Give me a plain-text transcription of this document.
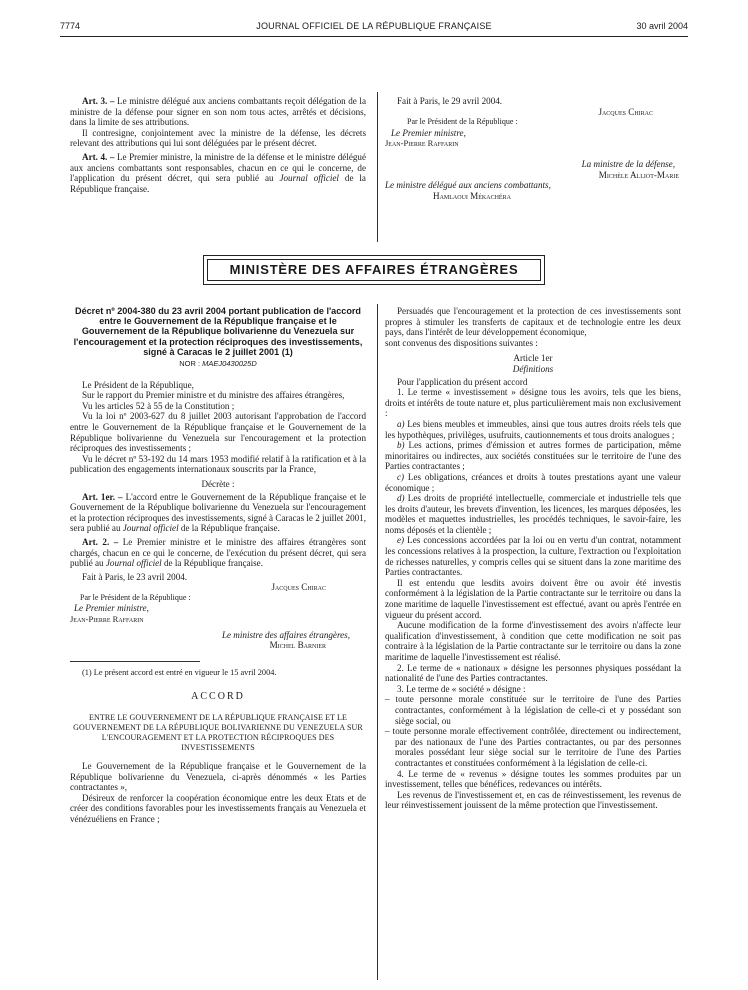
7774	JOURNAL OFFICIEL DE LA RÉPUBLIQUE FRANÇAISE	30 avril 2004

Art. 3. – Le ministre délégué aux anciens combattants reçoit délégation de la ministre de la défense pour signer en son nom tous actes, arrêtés et décisions, dans la limite de ses attributions.

Il contresigne, conjointement avec la ministre de la défense, les décrets relevant des attributions qui lui sont déléguées par le présent décret.

Art. 4. – Le Premier ministre, la ministre de la défense et le ministre délégué aux anciens combattants sont responsables, chacun en ce qui le concerne, de l'application du présent décret, qui sera publié au Journal officiel de la République française.

Fait à Paris, le 29 avril 2004.

Jacques Chirac
Par le Président de la République :
Le Premier ministre,
Jean-Pierre Raffarin
La ministre de la défense,
Michèle Alliot-Marie
Le ministre délégué aux anciens combattants,
Hamlaoui Mékachéra
MINISTÈRE DES AFFAIRES ÉTRANGÈRES
Décret nº 2004-380 du 23 avril 2004 portant publication de l'accord entre le Gouvernement de la République française et le Gouvernement de la République bolivarienne du Venezuela sur l'encouragement et la protection réciproques des investissements, signé à Caracas le 2 juillet 2001 (1)
NOR : MAEJ0430025D

Le Président de la République,

Sur le rapport du Premier ministre et du ministre des affaires étrangères,

Vu les articles 52 à 55 de la Constitution ;

Vu la loi nº 2003-627 du 8 juillet 2003 autorisant l'approbation de l'accord entre le Gouvernement de la République française et le Gouvernement de la République bolivarienne du Venezuela sur l'encouragement et la protection réciproques des investissements ;

Vu le décret nº 53-192 du 14 mars 1953 modifié relatif à la ratification et à la publication des engagements internationaux souscrits par la France,

Décrète :

Art. 1er. – L'accord entre le Gouvernement de la République française et le Gouvernement de la République bolivarienne du Venezuela sur l'encouragement et la protection réciproques des investissements, signé à Caracas le 2 juillet 2001, sera publié au Journal officiel de la République française.

Art. 2. – Le Premier ministre et le ministre des affaires étrangères sont chargés, chacun en ce qui le concerne, de l'exécution du présent décret, qui sera publié au Journal officiel de la République française.

Fait à Paris, le 23 avril 2004.

Jacques Chirac
Par le Président de la République :
Le Premier ministre,
Jean-Pierre Raffarin
Le ministre des affaires étrangères,
Michel Barnier

(1) Le présent accord est entré en vigueur le 15 avril 2004.

ACCORD
ENTRE LE GOUVERNEMENT DE LA RÉPUBLIQUE FRANÇAISE ET LE GOUVERNEMENT DE LA RÉPUBLIQUE BOLIVARIENNE DU VENEZUELA SUR L'ENCOURAGEMENT ET LA PROTECTION RÉCIPROQUES DES INVESTISSEMENTS

Le Gouvernement de la République française et le Gouvernement de la République bolivarienne du Venezuela, ci-après dénommés « les Parties contractantes »,

Désireux de renforcer la coopération économique entre les deux Etats et de créer des conditions favorables pour les investissements français au Venezuela et vénézuéliens en France ;

Persuadés que l'encouragement et la protection de ces investissements sont propres à stimuler les transferts de capitaux et de technologie entre les deux pays, dans l'intérêt de leur développement économique,

sont convenus des dispositions suivantes :

Article 1er

Définitions

Pour l'application du présent accord

1. Le terme « investissement » désigne tous les avoirs, tels que les biens, droits et intérêts de toute nature et, plus particulièrement mais non exclusivement :

a) Les biens meubles et immeubles, ainsi que tous autres droits réels tels que les hypothèques, privilèges, usufruits, cautionnements et tous droits analogues ;

b) Les actions, primes d'émission et autres formes de participation, même minoritaires ou indirectes, aux sociétés constituées sur le territoire de l'une des Parties contractantes ;

c) Les obligations, créances et droits à toutes prestations ayant une valeur économique ;

d) Les droits de propriété intellectuelle, commerciale et industrielle tels que les droits d'auteur, les brevets d'invention, les licences, les marques déposées, les modèles et maquettes industrielles, les procédés techniques, le savoir-faire, les noms déposés et la clientèle ;

e) Les concessions accordées par la loi ou en vertu d'un contrat, notamment les concessions relatives à la prospection, la culture, l'extraction ou l'exploitation de richesses naturelles, y compris celles qui se situent dans la zone maritime des Parties contractantes.

Il est entendu que lesdits avoirs doivent être ou avoir été investis conformément à la législation de la Partie contractante sur le territoire ou dans la zone maritime de laquelle l'investissement est effectué, avant ou après l'entrée en vigueur du présent accord.

Aucune modification de la forme d'investissement des avoirs n'affecte leur qualification d'investissement, à condition que cette modification ne soit pas contraire à la législation de la Partie contractante sur le territoire ou dans la zone maritime de laquelle l'investissement est réalisé.

2. Le terme de « nationaux » désigne les personnes physiques possédant la nationalité de l'une des Parties contractantes.

3. Le terme de « société » désigne :

– toute personne morale constituée sur le territoire de l'une des Parties contractantes, conformément à la législation de celle-ci et y possédant son siège social, ou
– toute personne morale effectivement contrôlée, directement ou indirectement, par des nationaux de l'une des Parties contractantes, ou par des personnes morales possédant leur siège social sur le territoire de l'une des Parties contractantes et constituées conformément à la législation de celle-ci.

4. Le terme de « revenus » désigne toutes les sommes produites par un investissement, telles que bénéfices, redevances ou intérêts.

Les revenus de l'investissement et, en cas de réinvestissement, les revenus de leur réinvestissement jouissent de la même protection que l'investissement.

### [Task requirements]
State, as a bare number, how many lines of the listing hold the word "intérêts".

### [Solution below]
2